[EXERCISE OBJECTIVE]:
Send each entry back exactly as given, pictures excluded.

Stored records
----

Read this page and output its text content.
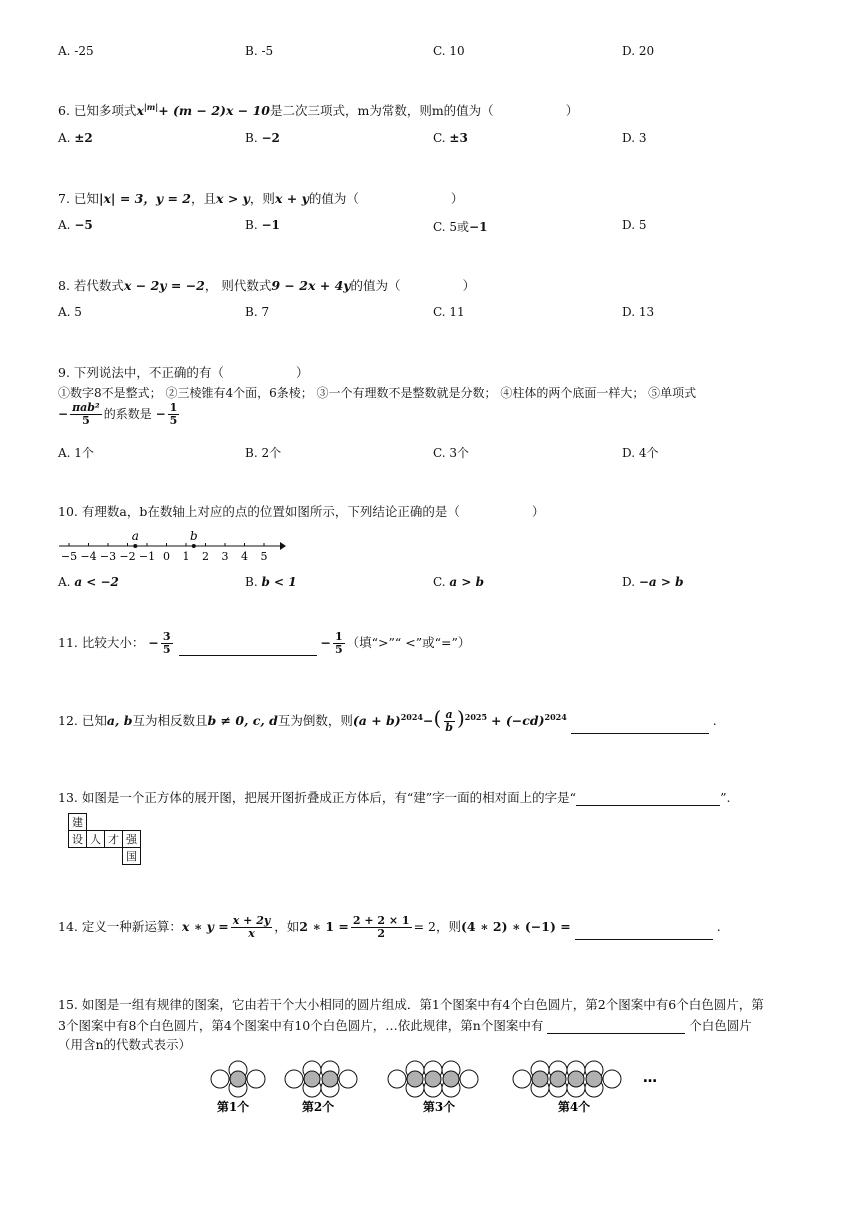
A. -25	B. -5	C. 10	D. 20
6. 已知多项式$x^{|m|}+ (m - 2)x - 10$是二次三项式，m为常数，则m的值为（	）
A. ±2	B. −2	C. ±3	D. 3
7. 已知|x| = 3，y = 2，且x > y，则x + y的值为（	）
A. −5	B. −1	C. 5或−1	D. 5
8. 若代数式x − 2y = −2， 则代数式9 − 2x + 4y的值为（	）
A. 5	B. 7	C. 11	D. 13
9. 下列说法中，不正确的有（	）
①数字8不是整式； ②三棱锥有4个面，6条棱； ③一个有理数不是整数就是分数； ④柱体的两个底面一样大； ⑤单项式
− $\frac{\text{πab²}}{5}$ 的系数是 − $\frac{1}{5}$
A. 1个	B. 2个	C. 3个	D. 4个
10. 有理数a，b在数轴上对应的点的位置如图所示，下列结论正确的是（	）
−5 −4 −3 −2 −1 0 1 2 3 4 5
a	b
A. a < −2	B. b < 1	C. a > b	D. −a > b
11. 比较大小： − $\frac{3}{5}$	− $\frac{1}{5}$ （填“>”“ <”或“=”）
12. 已知a, b互为相反数且b ≠ 0, c, d互为倒数，则$(a + b)^{2024}-( \frac{a}{b} )^{2025} + (-cd)^{2024}$	.
13. 如图是一个正方体的展开图，把展开图折叠成正方体后，有“建”字一面的相对面上的字是“	”.
建			
设	人	才	强
			国
14. 定义一种新运算：x ∗ $y = \frac{x + 2y}{x}$ ，如2 ∗ $1 = \frac{2 + 2 \times 1}{2} = 2$，则(4 ∗ 2) ∗ (−1) =	.
15. 如图是一组有规律的图案，它由若干个大小相同的圆片组成．第1个图案中有4个白色圆片，第2个图案中有6个白色圆片，第
3个图案中有8个白色圆片，第4个图案中有10个白色圆片，…依此规律，第n个图案中有	个白色圆片
（用含n的代数式表示）
第1个	第2个	第3个	第4个
…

----

[SOLUTION TO THE EXERCISE]:
Read this page and output its text content.
A. -25	B. -5	C. 10	D. 20
6. 已知多项式$x^{|m|}+ (m - 2)x - 10$是二次三项式，m为常数，则m的值为（	）
A. ±2	B. −2	C. ±3	D. 3
7. 已知|x| = 3，y = 2，且x > y，则x + y的值为（	）
A. −5	B. −1	C. 5或−1	D. 5
8. 若代数式x − 2y = −2， 则代数式9 − 2x + 4y的值为（	）
A. 5	B. 7	C. 11	D. 13
9. 下列说法中，不正确的有（	）
①数字8不是整式； ②三棱锥有4个面，6条棱； ③一个有理数不是整数就是分数； ④柱体的两个底面一样大； ⑤单项式
− $\frac{\text{πab²}}{5}$ 的系数是 − $\frac{1}{5}$
A. 1个	B. 2个	C. 3个	D. 4个
10. 有理数a，b在数轴上对应的点的位置如图所示，下列结论正确的是（	）
−5 −4 −3 −2 −1 0 1 2 3 4 5
a	b
A. a < −2	B. b < 1	C. a > b	D. −a > b
11. 比较大小： − $\frac{3}{5}$	− $\frac{1}{5}$ （填“>”“ <”或“=”）
12. 已知a, b互为相反数且b ≠ 0, c, d互为倒数，则$(a + b)^{2024}-( \frac{a}{b} )^{2025} + (-cd)^{2024}$	.
13. 如图是一个正方体的展开图，把展开图折叠成正方体后，有“建”字一面的相对面上的字是“	”.
建			
设	人	才	强
			国
14. 定义一种新运算：x ∗ $y = \frac{x + 2y}{x}$ ，如2 ∗ $1 = \frac{2 + 2 \times 1}{2} = 2$，则(4 ∗ 2) ∗ (−1) =	.
15. 如图是一组有规律的图案，它由若干个大小相同的圆片组成．第1个图案中有4个白色圆片，第2个图案中有6个白色圆片，第
3个图案中有8个白色圆片，第4个图案中有10个白色圆片，…依此规律，第n个图案中有	个白色圆片
（用含n的代数式表示）
第1个	第2个	第3个	第4个
…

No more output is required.